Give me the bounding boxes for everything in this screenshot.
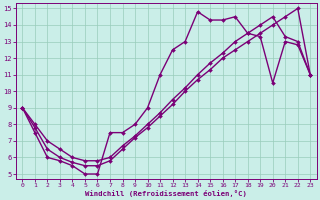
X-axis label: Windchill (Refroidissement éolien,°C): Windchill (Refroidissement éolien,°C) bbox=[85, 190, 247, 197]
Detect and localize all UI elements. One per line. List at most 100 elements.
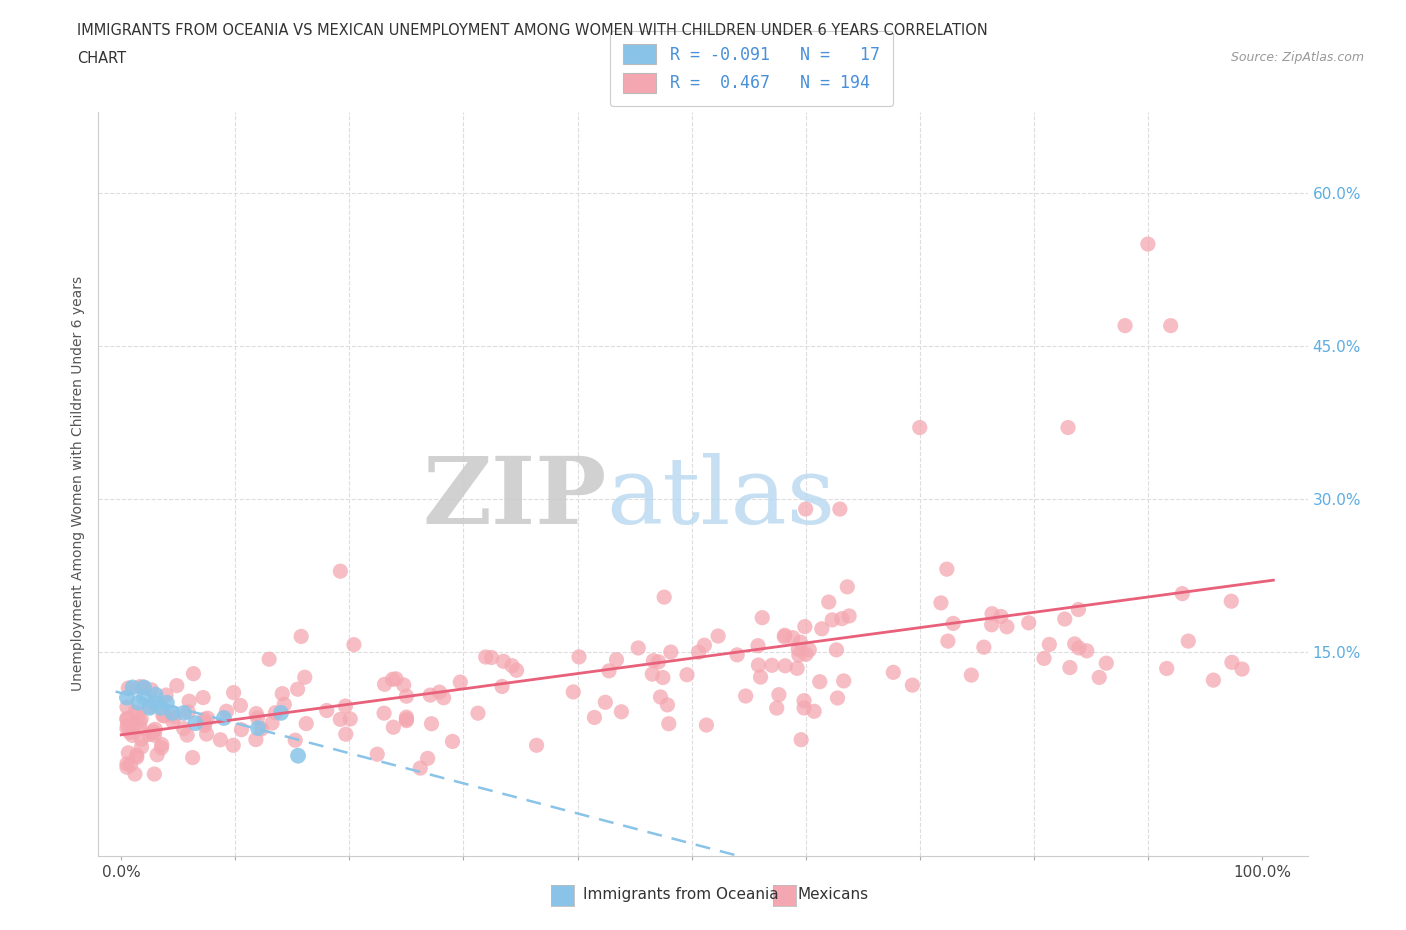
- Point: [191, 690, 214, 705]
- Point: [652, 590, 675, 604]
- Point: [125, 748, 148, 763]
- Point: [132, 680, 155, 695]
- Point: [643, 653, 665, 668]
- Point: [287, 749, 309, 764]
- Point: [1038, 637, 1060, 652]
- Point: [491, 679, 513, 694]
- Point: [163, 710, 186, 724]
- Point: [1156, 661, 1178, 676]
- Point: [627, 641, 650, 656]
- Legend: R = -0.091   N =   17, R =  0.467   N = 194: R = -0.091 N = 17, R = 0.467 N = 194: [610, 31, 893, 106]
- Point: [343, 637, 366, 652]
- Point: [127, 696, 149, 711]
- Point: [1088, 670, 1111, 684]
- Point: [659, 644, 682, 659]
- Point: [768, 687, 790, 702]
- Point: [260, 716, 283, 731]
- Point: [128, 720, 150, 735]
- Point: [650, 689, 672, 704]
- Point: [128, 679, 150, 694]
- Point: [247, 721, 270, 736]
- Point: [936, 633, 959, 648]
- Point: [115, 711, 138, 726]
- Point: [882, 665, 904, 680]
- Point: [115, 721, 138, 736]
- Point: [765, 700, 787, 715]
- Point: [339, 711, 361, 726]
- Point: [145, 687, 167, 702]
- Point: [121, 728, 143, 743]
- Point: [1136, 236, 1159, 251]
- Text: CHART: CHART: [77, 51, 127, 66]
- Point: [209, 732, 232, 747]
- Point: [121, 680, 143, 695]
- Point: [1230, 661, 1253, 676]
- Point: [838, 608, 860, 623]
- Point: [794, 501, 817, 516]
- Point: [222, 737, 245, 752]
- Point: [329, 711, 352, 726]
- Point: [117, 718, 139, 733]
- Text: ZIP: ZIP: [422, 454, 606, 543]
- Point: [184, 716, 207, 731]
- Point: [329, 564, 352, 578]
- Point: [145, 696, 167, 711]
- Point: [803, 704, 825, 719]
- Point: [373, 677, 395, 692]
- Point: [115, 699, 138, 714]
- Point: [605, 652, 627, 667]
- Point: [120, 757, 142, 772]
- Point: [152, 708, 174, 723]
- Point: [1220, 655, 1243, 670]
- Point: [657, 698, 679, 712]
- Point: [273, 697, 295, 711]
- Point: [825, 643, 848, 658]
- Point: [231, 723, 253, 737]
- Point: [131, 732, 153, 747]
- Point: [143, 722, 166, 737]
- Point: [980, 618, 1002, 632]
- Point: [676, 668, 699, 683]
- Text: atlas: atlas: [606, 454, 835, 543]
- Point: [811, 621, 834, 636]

---+---

Reproduce the entire listing above verbatim, leaving out the picture lines.

▶ **Full solution**
Give me the bounding boxes for everything in this screenshot.
X-axis label: Windchill (Refroidissement éolien,°C): Windchill (Refroidissement éolien,°C) bbox=[85, 190, 247, 197]
Detect and localize all UI elements. One per line. List at most 100 elements.
- Point: [191, 690, 214, 705]
- Point: [652, 590, 675, 604]
- Point: [125, 748, 148, 763]
- Point: [132, 680, 155, 695]
- Point: [643, 653, 665, 668]
- Point: [287, 749, 309, 764]
- Point: [1038, 637, 1060, 652]
- Point: [491, 679, 513, 694]
- Point: [163, 710, 186, 724]
- Point: [1156, 661, 1178, 676]
- Point: [627, 641, 650, 656]
- Legend: R = -0.091   N =   17, R =  0.467   N = 194: R = -0.091 N = 17, R = 0.467 N = 194: [610, 31, 893, 106]
- Point: [343, 637, 366, 652]
- Point: [127, 696, 149, 711]
- Point: [1088, 670, 1111, 684]
- Point: [659, 644, 682, 659]
- Point: [768, 687, 790, 702]
- Point: [260, 716, 283, 731]
- Point: [128, 720, 150, 735]
- Point: [650, 689, 672, 704]
- Point: [128, 679, 150, 694]
- Point: [247, 721, 270, 736]
- Point: [936, 633, 959, 648]
- Point: [115, 711, 138, 726]
- Point: [882, 665, 904, 680]
- Point: [115, 721, 138, 736]
- Point: [765, 700, 787, 715]
- Point: [339, 711, 361, 726]
- Point: [145, 687, 167, 702]
- Point: [121, 728, 143, 743]
- Point: [1136, 236, 1159, 251]
- Text: CHART: CHART: [77, 51, 127, 66]
- Point: [209, 732, 232, 747]
- Point: [121, 680, 143, 695]
- Point: [1230, 661, 1253, 676]
- Point: [838, 608, 860, 623]
- Point: [794, 501, 817, 516]
- Point: [222, 737, 245, 752]
- Point: [329, 711, 352, 726]
- Point: [117, 718, 139, 733]
- Text: ZIP: ZIP: [422, 454, 606, 543]
- Point: [184, 716, 207, 731]
- Point: [329, 564, 352, 578]
- Point: [145, 696, 167, 711]
- Point: [803, 704, 825, 719]
- Point: [373, 677, 395, 692]
- Point: [115, 699, 138, 714]
- Point: [605, 652, 627, 667]
- Point: [120, 757, 142, 772]
- Point: [152, 708, 174, 723]
- Point: [1220, 655, 1243, 670]
- Point: [657, 698, 679, 712]
- Point: [273, 697, 295, 711]
- Point: [825, 643, 848, 658]
- Point: [231, 723, 253, 737]
- Point: [131, 732, 153, 747]
- Point: [143, 722, 166, 737]
- Point: [980, 618, 1002, 632]
- Point: [676, 668, 699, 683]
- Text: atlas: atlas: [606, 454, 835, 543]
- Point: [811, 621, 834, 636]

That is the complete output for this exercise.